-- START OF INPUT DATA --

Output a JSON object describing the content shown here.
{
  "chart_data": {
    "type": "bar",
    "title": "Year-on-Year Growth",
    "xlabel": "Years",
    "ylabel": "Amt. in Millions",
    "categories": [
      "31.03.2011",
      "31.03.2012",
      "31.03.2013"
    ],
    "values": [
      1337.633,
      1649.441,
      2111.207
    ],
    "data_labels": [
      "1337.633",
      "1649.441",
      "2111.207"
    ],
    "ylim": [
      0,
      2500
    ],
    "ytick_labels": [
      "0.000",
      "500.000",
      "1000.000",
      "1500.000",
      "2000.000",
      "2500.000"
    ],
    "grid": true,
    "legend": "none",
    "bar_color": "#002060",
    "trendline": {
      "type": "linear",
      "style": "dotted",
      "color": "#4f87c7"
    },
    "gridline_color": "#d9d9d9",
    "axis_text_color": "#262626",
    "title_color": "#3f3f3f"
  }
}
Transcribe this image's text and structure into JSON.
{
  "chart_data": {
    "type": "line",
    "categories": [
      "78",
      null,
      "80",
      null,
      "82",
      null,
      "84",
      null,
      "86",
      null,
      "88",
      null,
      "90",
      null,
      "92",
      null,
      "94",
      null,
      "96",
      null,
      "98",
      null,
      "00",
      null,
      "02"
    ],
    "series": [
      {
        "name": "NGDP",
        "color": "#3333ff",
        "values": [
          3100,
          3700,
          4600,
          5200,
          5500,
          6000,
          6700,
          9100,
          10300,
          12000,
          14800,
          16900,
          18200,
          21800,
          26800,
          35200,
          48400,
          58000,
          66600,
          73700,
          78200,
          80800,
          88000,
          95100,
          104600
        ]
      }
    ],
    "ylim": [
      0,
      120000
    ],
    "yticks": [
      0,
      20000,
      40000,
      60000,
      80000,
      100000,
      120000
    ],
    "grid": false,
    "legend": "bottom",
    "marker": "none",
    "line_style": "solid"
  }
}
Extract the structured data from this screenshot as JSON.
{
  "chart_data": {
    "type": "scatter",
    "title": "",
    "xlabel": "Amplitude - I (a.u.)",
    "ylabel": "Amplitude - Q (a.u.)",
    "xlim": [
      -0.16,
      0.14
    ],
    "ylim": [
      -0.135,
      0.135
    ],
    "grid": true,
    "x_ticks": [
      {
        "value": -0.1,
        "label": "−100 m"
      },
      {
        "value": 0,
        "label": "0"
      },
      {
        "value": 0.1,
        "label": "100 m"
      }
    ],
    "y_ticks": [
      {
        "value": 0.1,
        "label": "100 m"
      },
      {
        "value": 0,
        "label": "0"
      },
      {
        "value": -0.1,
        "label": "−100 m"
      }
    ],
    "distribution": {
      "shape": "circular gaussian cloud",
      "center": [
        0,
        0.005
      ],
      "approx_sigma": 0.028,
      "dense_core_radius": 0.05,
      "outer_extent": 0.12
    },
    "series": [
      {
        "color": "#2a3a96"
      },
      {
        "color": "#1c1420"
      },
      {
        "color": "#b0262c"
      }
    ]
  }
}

-- END OF INPUT DATA --

TASK TO CARRY OUT. From the listing above, extract every line exactly as it stands.

ANSWER TO THE EXERCISE.
Output a JSON object describing the content shown here.
{
  "chart_data": {
    "type": "bar",
    "title": "Year-on-Year Growth",
    "xlabel": "Years",
    "ylabel": "Amt. in Millions",
    "categories": [
      "31.03.2011",
      "31.03.2012",
      "31.03.2013"
    ],
    "values": [
      1337.633,
      1649.441,
      2111.207
    ],
    "data_labels": [
      "1337.633",
      "1649.441",
      "2111.207"
    ],
    "ylim": [
      0,
      2500
    ],
    "ytick_labels": [
      "0.000",
      "500.000",
      "1000.000",
      "1500.000",
      "2000.000",
      "2500.000"
    ],
    "grid": true,
    "legend": "none",
    "bar_color": "#002060",
    "trendline": {
      "type": "linear",
      "style": "dotted",
      "color": "#4f87c7"
    },
    "gridline_color": "#d9d9d9",
    "axis_text_color": "#262626",
    "title_color": "#3f3f3f"
  }
}
Transcribe this image's text and structure into JSON.
{
  "chart_data": {
    "type": "line",
    "categories": [
      "78",
      null,
      "80",
      null,
      "82",
      null,
      "84",
      null,
      "86",
      null,
      "88",
      null,
      "90",
      null,
      "92",
      null,
      "94",
      null,
      "96",
      null,
      "98",
      null,
      "00",
      null,
      "02"
    ],
    "series": [
      {
        "name": "NGDP",
        "color": "#3333ff",
        "values": [
          3100,
          3700,
          4600,
          5200,
          5500,
          6000,
          6700,
          9100,
          10300,
          12000,
          14800,
          16900,
          18200,
          21800,
          26800,
          35200,
          48400,
          58000,
          66600,
          73700,
          78200,
          80800,
          88000,
          95100,
          104600
        ]
      }
    ],
    "ylim": [
      0,
      120000
    ],
    "yticks": [
      0,
      20000,
      40000,
      60000,
      80000,
      100000,
      120000
    ],
    "grid": false,
    "legend": "bottom",
    "marker": "none",
    "line_style": "solid"
  }
}
Extract the structured data from this screenshot as JSON.
{
  "chart_data": {
    "type": "scatter",
    "title": "",
    "xlabel": "Amplitude - I (a.u.)",
    "ylabel": "Amplitude - Q (a.u.)",
    "xlim": [
      -0.16,
      0.14
    ],
    "ylim": [
      -0.135,
      0.135
    ],
    "grid": true,
    "x_ticks": [
      {
        "value": -0.1,
        "label": "−100 m"
      },
      {
        "value": 0,
        "label": "0"
      },
      {
        "value": 0.1,
        "label": "100 m"
      }
    ],
    "y_ticks": [
      {
        "value": 0.1,
        "label": "100 m"
      },
      {
        "value": 0,
        "label": "0"
      },
      {
        "value": -0.1,
        "label": "−100 m"
      }
    ],
    "distribution": {
      "shape": "circular gaussian cloud",
      "center": [
        0,
        0.005
      ],
      "approx_sigma": 0.028,
      "dense_core_radius": 0.05,
      "outer_extent": 0.12
    },
    "series": [
      {
        "color": "#2a3a96"
      },
      {
        "color": "#1c1420"
      },
      {
        "color": "#b0262c"
      }
    ]
  }
}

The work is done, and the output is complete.